Render every entry verbatim.

* start *

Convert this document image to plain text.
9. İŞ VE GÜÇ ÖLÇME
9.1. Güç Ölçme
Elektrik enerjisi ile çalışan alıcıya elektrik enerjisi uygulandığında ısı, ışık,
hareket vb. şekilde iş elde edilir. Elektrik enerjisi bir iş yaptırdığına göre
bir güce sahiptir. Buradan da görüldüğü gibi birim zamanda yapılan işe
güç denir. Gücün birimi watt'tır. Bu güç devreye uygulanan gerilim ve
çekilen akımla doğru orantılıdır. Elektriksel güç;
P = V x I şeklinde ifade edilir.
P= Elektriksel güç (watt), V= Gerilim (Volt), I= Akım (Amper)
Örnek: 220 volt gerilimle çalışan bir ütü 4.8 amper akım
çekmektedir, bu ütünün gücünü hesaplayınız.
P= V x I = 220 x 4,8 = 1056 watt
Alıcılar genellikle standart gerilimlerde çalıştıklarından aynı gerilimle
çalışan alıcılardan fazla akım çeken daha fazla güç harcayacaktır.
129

* end *

▶ Answer for the task
Convert this document image to plain text.
9. İŞ VE GÜÇ ÖLÇME
9.1. Güç Ölçme
Elektrik enerjisi ile çalışan alıcıya elektrik enerjisi uygulandığında ısı, ışık,
hareket vb. şekilde iş elde edilir. Elektrik enerjisi bir iş yaptırdığına göre
bir güce sahiptir. Buradan da görüldüğü gibi birim zamanda yapılan işe
güç denir. Gücün birimi watt'tır. Bu güç devreye uygulanan gerilim ve
çekilen akımla doğru orantılıdır. Elektriksel güç;
P = V x I şeklinde ifade edilir.
P= Elektriksel güç (watt), V= Gerilim (Volt), I= Akım (Amper)
Örnek: 220 volt gerilimle çalışan bir ütü 4.8 amper akım
çekmektedir, bu ütünün gücünü hesaplayınız.
P= V x I = 220 x 4,8 = 1056 watt
Alıcılar genellikle standart gerilimlerde çalıştıklarından aynı gerilimle
çalışan alıcılardan fazla akım çeken daha fazla güç harcayacaktır.
129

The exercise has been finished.